## [TASK TO CARRY OUT]
Skip the pictures and quote all of the lines exactly.

## [GIVEN DATA]
======
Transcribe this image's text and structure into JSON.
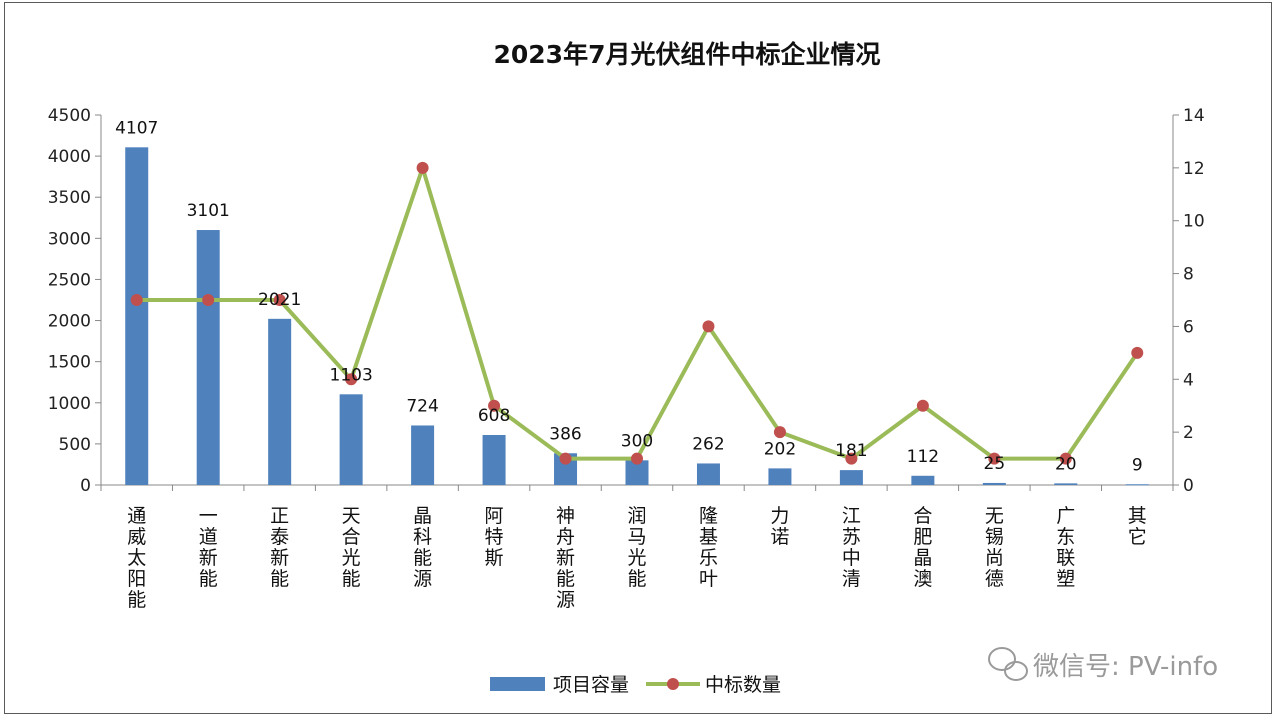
{
  "chart_data": {
    "type": "bar",
    "title": "2023年7月光伏组件中标企业情况",
    "categories": [
      "通威太阳能",
      "一道新能",
      "正泰新能",
      "天合光能",
      "晶科能源",
      "阿特斯",
      "神舟新能源",
      "润马光能",
      "隆基乐叶",
      "力诺",
      "江苏中清",
      "合肥晶澳",
      "无锡尚德",
      "广东联塑",
      "其它"
    ],
    "series": [
      {
        "name": "项目容量",
        "type": "bar",
        "axis": "left",
        "color": "#4f81bd",
        "values": [
          4107,
          3101,
          2021,
          1103,
          724,
          608,
          386,
          300,
          262,
          202,
          181,
          112,
          25,
          20,
          9
        ]
      },
      {
        "name": "中标数量",
        "type": "line",
        "axis": "right",
        "color": "#9bbb59",
        "marker_color": "#c0504d",
        "values": [
          7,
          7,
          7,
          4,
          12,
          3,
          1,
          1,
          6,
          2,
          1,
          3,
          1,
          1,
          5
        ]
      }
    ],
    "data_labels": [
      "4107",
      "3101",
      "2021",
      "1103",
      "724",
      "608",
      "386",
      "300",
      "262",
      "202",
      "181",
      "112",
      "25",
      "20",
      "9"
    ],
    "ylim": [
      0,
      4500
    ],
    "yticks": [
      "0",
      "500",
      "1000",
      "1500",
      "2000",
      "2500",
      "3000",
      "3500",
      "4000",
      "4500"
    ],
    "y2lim": [
      0,
      14
    ],
    "y2ticks": [
      "0",
      "2",
      "4",
      "6",
      "8",
      "10",
      "12",
      "14"
    ],
    "legend_position": "bottom",
    "grid": false
  },
  "watermark": "微信号: PV-info"
}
======
## [RESULT OF THIS EXERCISE]
Transcribe this image's text and structure into JSON.
{
  "chart_data": {
    "type": "bar",
    "title": "2023年7月光伏组件中标企业情况",
    "categories": [
      "通威太阳能",
      "一道新能",
      "正泰新能",
      "天合光能",
      "晶科能源",
      "阿特斯",
      "神舟新能源",
      "润马光能",
      "隆基乐叶",
      "力诺",
      "江苏中清",
      "合肥晶澳",
      "无锡尚德",
      "广东联塑",
      "其它"
    ],
    "series": [
      {
        "name": "项目容量",
        "type": "bar",
        "axis": "left",
        "color": "#4f81bd",
        "values": [
          4107,
          3101,
          2021,
          1103,
          724,
          608,
          386,
          300,
          262,
          202,
          181,
          112,
          25,
          20,
          9
        ]
      },
      {
        "name": "中标数量",
        "type": "line",
        "axis": "right",
        "color": "#9bbb59",
        "marker_color": "#c0504d",
        "values": [
          7,
          7,
          7,
          4,
          12,
          3,
          1,
          1,
          6,
          2,
          1,
          3,
          1,
          1,
          5
        ]
      }
    ],
    "data_labels": [
      "4107",
      "3101",
      "2021",
      "1103",
      "724",
      "608",
      "386",
      "300",
      "262",
      "202",
      "181",
      "112",
      "25",
      "20",
      "9"
    ],
    "ylim": [
      0,
      4500
    ],
    "yticks": [
      "0",
      "500",
      "1000",
      "1500",
      "2000",
      "2500",
      "3000",
      "3500",
      "4000",
      "4500"
    ],
    "y2lim": [
      0,
      14
    ],
    "y2ticks": [
      "0",
      "2",
      "4",
      "6",
      "8",
      "10",
      "12",
      "14"
    ],
    "legend_position": "bottom",
    "grid": false
  },
  "watermark": "微信号: PV-info"
}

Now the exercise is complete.